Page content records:
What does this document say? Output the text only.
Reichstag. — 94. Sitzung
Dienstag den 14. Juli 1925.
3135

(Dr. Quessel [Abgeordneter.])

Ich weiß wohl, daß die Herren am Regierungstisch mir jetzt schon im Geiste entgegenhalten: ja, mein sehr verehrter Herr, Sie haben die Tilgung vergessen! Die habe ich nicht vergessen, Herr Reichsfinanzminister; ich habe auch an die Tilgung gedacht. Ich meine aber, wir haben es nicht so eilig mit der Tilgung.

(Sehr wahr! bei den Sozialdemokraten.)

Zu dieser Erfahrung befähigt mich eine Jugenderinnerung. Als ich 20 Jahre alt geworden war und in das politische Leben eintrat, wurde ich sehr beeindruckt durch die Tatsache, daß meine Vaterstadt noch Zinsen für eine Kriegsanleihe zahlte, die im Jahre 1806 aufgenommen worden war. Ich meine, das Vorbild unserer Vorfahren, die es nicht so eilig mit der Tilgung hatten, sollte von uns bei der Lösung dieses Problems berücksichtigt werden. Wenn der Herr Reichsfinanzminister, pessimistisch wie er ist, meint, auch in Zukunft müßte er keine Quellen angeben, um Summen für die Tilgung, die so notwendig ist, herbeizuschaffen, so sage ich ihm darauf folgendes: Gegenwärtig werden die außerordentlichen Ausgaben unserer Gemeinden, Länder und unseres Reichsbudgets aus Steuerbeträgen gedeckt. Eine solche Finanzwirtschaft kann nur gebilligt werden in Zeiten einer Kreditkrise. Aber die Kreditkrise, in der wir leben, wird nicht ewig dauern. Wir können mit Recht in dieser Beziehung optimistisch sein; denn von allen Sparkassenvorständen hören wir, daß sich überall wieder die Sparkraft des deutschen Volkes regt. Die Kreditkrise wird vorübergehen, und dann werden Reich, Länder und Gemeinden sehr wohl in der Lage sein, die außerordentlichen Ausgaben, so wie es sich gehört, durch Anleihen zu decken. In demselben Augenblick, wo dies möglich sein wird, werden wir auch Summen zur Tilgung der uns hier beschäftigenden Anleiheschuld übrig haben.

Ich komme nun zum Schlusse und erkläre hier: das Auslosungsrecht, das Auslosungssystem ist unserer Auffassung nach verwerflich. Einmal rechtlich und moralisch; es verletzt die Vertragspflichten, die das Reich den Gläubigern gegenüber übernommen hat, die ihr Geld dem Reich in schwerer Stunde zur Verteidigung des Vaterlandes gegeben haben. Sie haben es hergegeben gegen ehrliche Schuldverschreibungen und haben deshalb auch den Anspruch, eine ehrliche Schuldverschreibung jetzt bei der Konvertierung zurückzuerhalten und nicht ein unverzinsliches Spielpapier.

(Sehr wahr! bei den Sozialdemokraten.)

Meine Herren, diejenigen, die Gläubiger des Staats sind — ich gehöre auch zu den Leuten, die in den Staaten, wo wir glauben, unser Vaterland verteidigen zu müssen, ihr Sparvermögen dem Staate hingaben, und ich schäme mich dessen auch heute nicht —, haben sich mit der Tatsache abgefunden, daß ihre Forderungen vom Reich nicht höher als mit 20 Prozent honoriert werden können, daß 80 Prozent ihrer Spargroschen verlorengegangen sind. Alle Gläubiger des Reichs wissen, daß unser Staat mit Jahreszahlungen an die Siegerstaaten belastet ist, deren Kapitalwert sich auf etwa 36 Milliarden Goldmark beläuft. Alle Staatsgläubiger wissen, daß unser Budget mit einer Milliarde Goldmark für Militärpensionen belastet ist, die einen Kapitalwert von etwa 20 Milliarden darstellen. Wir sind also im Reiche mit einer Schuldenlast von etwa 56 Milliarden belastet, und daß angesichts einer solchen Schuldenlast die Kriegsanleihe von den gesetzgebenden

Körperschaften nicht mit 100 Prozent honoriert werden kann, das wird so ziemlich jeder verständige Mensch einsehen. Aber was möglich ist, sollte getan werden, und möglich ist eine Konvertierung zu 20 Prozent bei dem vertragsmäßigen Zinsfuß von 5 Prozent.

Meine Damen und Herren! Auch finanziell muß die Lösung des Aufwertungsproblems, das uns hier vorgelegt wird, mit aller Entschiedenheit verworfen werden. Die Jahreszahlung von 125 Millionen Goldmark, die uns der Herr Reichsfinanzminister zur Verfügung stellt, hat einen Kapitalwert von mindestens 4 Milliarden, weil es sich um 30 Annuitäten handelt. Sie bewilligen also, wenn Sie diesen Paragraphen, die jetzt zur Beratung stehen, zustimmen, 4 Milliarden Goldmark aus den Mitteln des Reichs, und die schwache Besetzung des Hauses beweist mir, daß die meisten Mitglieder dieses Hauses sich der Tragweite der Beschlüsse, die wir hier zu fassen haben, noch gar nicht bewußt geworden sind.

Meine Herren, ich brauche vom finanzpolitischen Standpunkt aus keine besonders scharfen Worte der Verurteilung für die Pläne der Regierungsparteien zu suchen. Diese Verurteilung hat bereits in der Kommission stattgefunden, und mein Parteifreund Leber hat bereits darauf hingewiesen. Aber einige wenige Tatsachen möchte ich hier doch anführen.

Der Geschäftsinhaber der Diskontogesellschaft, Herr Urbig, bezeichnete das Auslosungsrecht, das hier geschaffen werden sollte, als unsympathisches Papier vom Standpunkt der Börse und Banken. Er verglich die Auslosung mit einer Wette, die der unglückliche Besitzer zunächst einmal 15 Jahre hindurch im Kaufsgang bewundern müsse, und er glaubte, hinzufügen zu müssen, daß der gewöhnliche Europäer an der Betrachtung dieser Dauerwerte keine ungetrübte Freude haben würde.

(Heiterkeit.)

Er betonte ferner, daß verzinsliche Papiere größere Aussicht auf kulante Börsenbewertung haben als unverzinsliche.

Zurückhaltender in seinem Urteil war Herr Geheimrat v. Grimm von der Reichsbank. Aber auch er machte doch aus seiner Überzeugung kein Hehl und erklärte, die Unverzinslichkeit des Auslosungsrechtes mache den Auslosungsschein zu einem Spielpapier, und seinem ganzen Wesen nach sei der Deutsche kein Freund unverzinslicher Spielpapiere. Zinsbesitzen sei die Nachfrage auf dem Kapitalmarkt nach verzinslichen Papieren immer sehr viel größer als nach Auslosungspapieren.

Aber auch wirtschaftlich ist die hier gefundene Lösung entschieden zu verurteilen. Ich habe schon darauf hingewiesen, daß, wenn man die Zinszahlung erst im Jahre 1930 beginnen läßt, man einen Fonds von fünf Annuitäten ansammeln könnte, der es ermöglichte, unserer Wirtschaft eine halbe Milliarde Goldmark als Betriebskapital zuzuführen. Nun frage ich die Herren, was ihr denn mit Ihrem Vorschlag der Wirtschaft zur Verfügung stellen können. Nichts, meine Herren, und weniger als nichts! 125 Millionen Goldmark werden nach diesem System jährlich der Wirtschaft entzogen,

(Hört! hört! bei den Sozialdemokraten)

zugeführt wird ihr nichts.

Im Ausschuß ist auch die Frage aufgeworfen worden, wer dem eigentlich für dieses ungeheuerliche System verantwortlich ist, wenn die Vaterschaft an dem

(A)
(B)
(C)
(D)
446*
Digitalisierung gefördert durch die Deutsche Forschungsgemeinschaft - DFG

→ Instructions for the task
Once you have read the data, copy all of it out exactly.

→ Output for this exercise
What does this document say? Output the text only.
Reichstag. — 94. Sitzung
Dienstag den 14. Juli 1925.
3135

(Dr. Quessel [Abgeordneter.])

Ich weiß wohl, daß die Herren am Regierungstisch mir jetzt schon im Geiste entgegenhalten: ja, mein sehr verehrter Herr, Sie haben die Tilgung vergessen! Die habe ich nicht vergessen, Herr Reichsfinanzminister; ich habe auch an die Tilgung gedacht. Ich meine aber, wir haben es nicht so eilig mit der Tilgung.

(Sehr wahr! bei den Sozialdemokraten.)

Zu dieser Erfahrung befähigt mich eine Jugenderinnerung. Als ich 20 Jahre alt geworden war und in das politische Leben eintrat, wurde ich sehr beeindruckt durch die Tatsache, daß meine Vaterstadt noch Zinsen für eine Kriegsanleihe zahlte, die im Jahre 1806 aufgenommen worden war. Ich meine, das Vorbild unserer Vorfahren, die es nicht so eilig mit der Tilgung hatten, sollte von uns bei der Lösung dieses Problems berücksichtigt werden. Wenn der Herr Reichsfinanzminister, pessimistisch wie er ist, meint, auch in Zukunft müßte er keine Quellen angeben, um Summen für die Tilgung, die so notwendig ist, herbeizuschaffen, so sage ich ihm darauf folgendes: Gegenwärtig werden die außerordentlichen Ausgaben unserer Gemeinden, Länder und unseres Reichsbudgets aus Steuerbeträgen gedeckt. Eine solche Finanzwirtschaft kann nur gebilligt werden in Zeiten einer Kreditkrise. Aber die Kreditkrise, in der wir leben, wird nicht ewig dauern. Wir können mit Recht in dieser Beziehung optimistisch sein; denn von allen Sparkassenvorständen hören wir, daß sich überall wieder die Sparkraft des deutschen Volkes regt. Die Kreditkrise wird vorübergehen, und dann werden Reich, Länder und Gemeinden sehr wohl in der Lage sein, die außerordentlichen Ausgaben, so wie es sich gehört, durch Anleihen zu decken. In demselben Augenblick, wo dies möglich sein wird, werden wir auch Summen zur Tilgung der uns hier beschäftigenden Anleiheschuld übrig haben.

Ich komme nun zum Schlusse und erkläre hier: das Auslosungsrecht, das Auslosungssystem ist unserer Auffassung nach verwerflich. Einmal rechtlich und moralisch; es verletzt die Vertragspflichten, die das Reich den Gläubigern gegenüber übernommen hat, die ihr Geld dem Reich in schwerer Stunde zur Verteidigung des Vaterlandes gegeben haben. Sie haben es hergegeben gegen ehrliche Schuldverschreibungen und haben deshalb auch den Anspruch, eine ehrliche Schuldverschreibung jetzt bei der Konvertierung zurückzuerhalten und nicht ein unverzinsliches Spielpapier.

(Sehr wahr! bei den Sozialdemokraten.)

Meine Herren, diejenigen, die Gläubiger des Staats sind — ich gehöre auch zu den Leuten, die in den Staaten, wo wir glauben, unser Vaterland verteidigen zu müssen, ihr Sparvermögen dem Staate hingaben, und ich schäme mich dessen auch heute nicht —, haben sich mit der Tatsache abgefunden, daß ihre Forderungen vom Reich nicht höher als mit 20 Prozent honoriert werden können, daß 80 Prozent ihrer Spargroschen verlorengegangen sind. Alle Gläubiger des Reichs wissen, daß unser Staat mit Jahreszahlungen an die Siegerstaaten belastet ist, deren Kapitalwert sich auf etwa 36 Milliarden Goldmark beläuft. Alle Staatsgläubiger wissen, daß unser Budget mit einer Milliarde Goldmark für Militärpensionen belastet ist, die einen Kapitalwert von etwa 20 Milliarden darstellen. Wir sind also im Reiche mit einer Schuldenlast von etwa 56 Milliarden belastet, und daß angesichts einer solchen Schuldenlast die Kriegsanleihe von den gesetzgebenden

Körperschaften nicht mit 100 Prozent honoriert werden kann, das wird so ziemlich jeder verständige Mensch einsehen. Aber was möglich ist, sollte getan werden, und möglich ist eine Konvertierung zu 20 Prozent bei dem vertragsmäßigen Zinsfuß von 5 Prozent.

Meine Damen und Herren! Auch finanziell muß die Lösung des Aufwertungsproblems, das uns hier vorgelegt wird, mit aller Entschiedenheit verworfen werden. Die Jahreszahlung von 125 Millionen Goldmark, die uns der Herr Reichsfinanzminister zur Verfügung stellt, hat einen Kapitalwert von mindestens 4 Milliarden, weil es sich um 30 Annuitäten handelt. Sie bewilligen also, wenn Sie diesen Paragraphen, die jetzt zur Beratung stehen, zustimmen, 4 Milliarden Goldmark aus den Mitteln des Reichs, und die schwache Besetzung des Hauses beweist mir, daß die meisten Mitglieder dieses Hauses sich der Tragweite der Beschlüsse, die wir hier zu fassen haben, noch gar nicht bewußt geworden sind.

Meine Herren, ich brauche vom finanzpolitischen Standpunkt aus keine besonders scharfen Worte der Verurteilung für die Pläne der Regierungsparteien zu suchen. Diese Verurteilung hat bereits in der Kommission stattgefunden, und mein Parteifreund Leber hat bereits darauf hingewiesen. Aber einige wenige Tatsachen möchte ich hier doch anführen.

Der Geschäftsinhaber der Diskontogesellschaft, Herr Urbig, bezeichnete das Auslosungsrecht, das hier geschaffen werden sollte, als unsympathisches Papier vom Standpunkt der Börse und Banken. Er verglich die Auslosung mit einer Wette, die der unglückliche Besitzer zunächst einmal 15 Jahre hindurch im Kaufsgang bewundern müsse, und er glaubte, hinzufügen zu müssen, daß der gewöhnliche Europäer an der Betrachtung dieser Dauerwerte keine ungetrübte Freude haben würde.

(Heiterkeit.)

Er betonte ferner, daß verzinsliche Papiere größere Aussicht auf kulante Börsenbewertung haben als unverzinsliche.

Zurückhaltender in seinem Urteil war Herr Geheimrat v. Grimm von der Reichsbank. Aber auch er machte doch aus seiner Überzeugung kein Hehl und erklärte, die Unverzinslichkeit des Auslosungsrechtes mache den Auslosungsschein zu einem Spielpapier, und seinem ganzen Wesen nach sei der Deutsche kein Freund unverzinslicher Spielpapiere. Zinsbesitzen sei die Nachfrage auf dem Kapitalmarkt nach verzinslichen Papieren immer sehr viel größer als nach Auslosungspapieren.

Aber auch wirtschaftlich ist die hier gefundene Lösung entschieden zu verurteilen. Ich habe schon darauf hingewiesen, daß, wenn man die Zinszahlung erst im Jahre 1930 beginnen läßt, man einen Fonds von fünf Annuitäten ansammeln könnte, der es ermöglichte, unserer Wirtschaft eine halbe Milliarde Goldmark als Betriebskapital zuzuführen. Nun frage ich die Herren, was ihr denn mit Ihrem Vorschlag der Wirtschaft zur Verfügung stellen können. Nichts, meine Herren, und weniger als nichts! 125 Millionen Goldmark werden nach diesem System jährlich der Wirtschaft entzogen,

(Hört! hört! bei den Sozialdemokraten)

zugeführt wird ihr nichts.

Im Ausschuß ist auch die Frage aufgeworfen worden, wer dem eigentlich für dieses ungeheuerliche System verantwortlich ist, wenn die Vaterschaft an dem

(A)
(B)
(C)
(D)
446*
Digitalisierung gefördert durch die Deutsche Forschungsgemeinschaft - DFG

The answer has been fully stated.